> [読解文]
見た瞬間のインパクトや高級感が求められ、
空間コンセプトや快適性、機能性は後回し。
入念な打ち合わせやお互いの信頼関係構築よりも
スピード重視で最短の完成を目指す・・・
そんな慌ただしい環境で仕事を続けていた1990年頃、
ふとしたきっかけで座禅に興味を抱き、
千葉県富津市にある「鹿野山禅研修所」という施設を訪れました。
誰でも参加できる二泊三日の禅体験プログラム
「接心会」への参加が目的でしたが、
都心の喧騒から離れた立地は日常を忘れさせてくれる上、
鹿野山の自然は私を心から癒してくれました。
また、贅沢を追い求める風潮が主流の時代にあって
禅を組む場所で寝起きする。
正に「起きて半畳寝て一畳」の生活を体験することで
表現し難い不思議な安心感を得ることができました。
その後、慌ただしい仕事の合間を縫って
「接心会」に参加するようになったのですが、
1994年のある日、
禅師に私が独立する旨を告げた際に
「有っても無くてもいいものならば、無い方が良い」
・・・と仰いました。
バブル経済が終焉して日本全体に停滞感が漂う中、
もはや過剰なサービスは選ばれない。
本当に必要なものにこそ価値があり、
常に本質を見極める努力を怠らなければ
相手にとって、なくてはならない存在になれる・・・
新たな出発を間近に控えた私にとって、
禅師の言葉は限りなく深く、厳しく、そして優しい言霊として
創業時の不安定な私を支えて下さり、
いつしか私のモットーになりました。
そして現在も私のモットーは変わりませんが、
解釈は大きく変わりました。
必要な存在であり続けたいという思いは
他者と自分との比較の上に成り立っています。
従って、成長を促すエンジンになり得る反面、
相対思考が強ければ強いほど、劣等感が熟成されやすいと思うのです。
相手に喜んでもらえなかった・・・
がんばっても他社を越えられない・・・
そんな思考の連続は自信喪失を招き
根強いコンプレックスになります。

> [提供データ]
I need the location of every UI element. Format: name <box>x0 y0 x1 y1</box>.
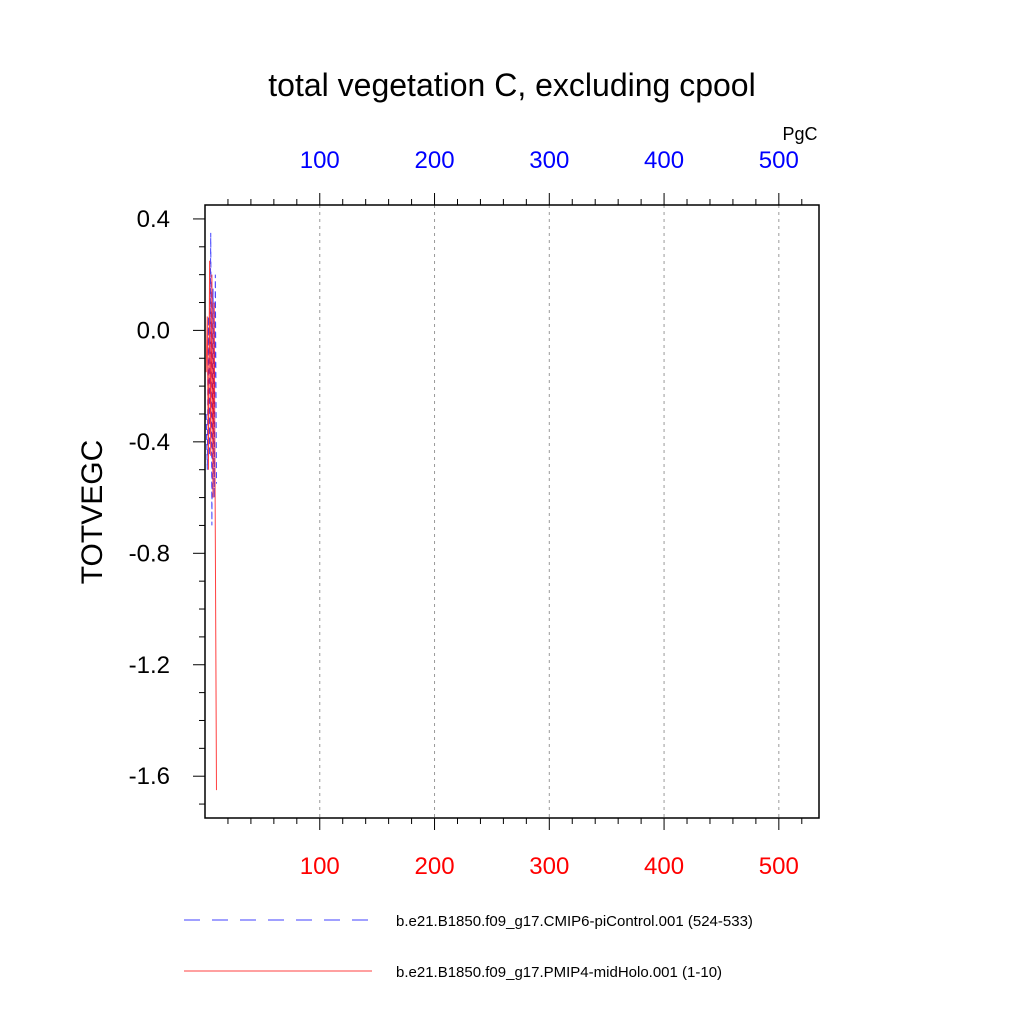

> [課題一覧]
1. 読解文によると、筆者が座禅に興味を抱いて訪れた施設は何という名前で、どこにありますか。
2. 読解文のうち、「また、贅沢を追い求める風潮が主流の時代にあって」から「もはや過剰なサービスは選ばれない。」までの部分を一字も変えずに書き写してください。

> [解答]
1. 千葉県富津市にある「鹿野山禅研修所」です。

2.
また、贅沢を追い求める風潮が主流の時代にあって
禅を組む場所で寝起きする。
正に「起きて半畳寝て一畳」の生活を体験することで
表現し難い不思議な安心感を得ることができました。
その後、慌ただしい仕事の合間を縫って
「接心会」に参加するようになったのですが、
1994年のある日、
禅師に私が独立する旨を告げた際に
「有っても無くてもいいものならば、無い方が良い」
・・・と仰いました。
バブル経済が終焉して日本全体に停滞感が漂う中、
もはや過剰なサービスは選ばれない。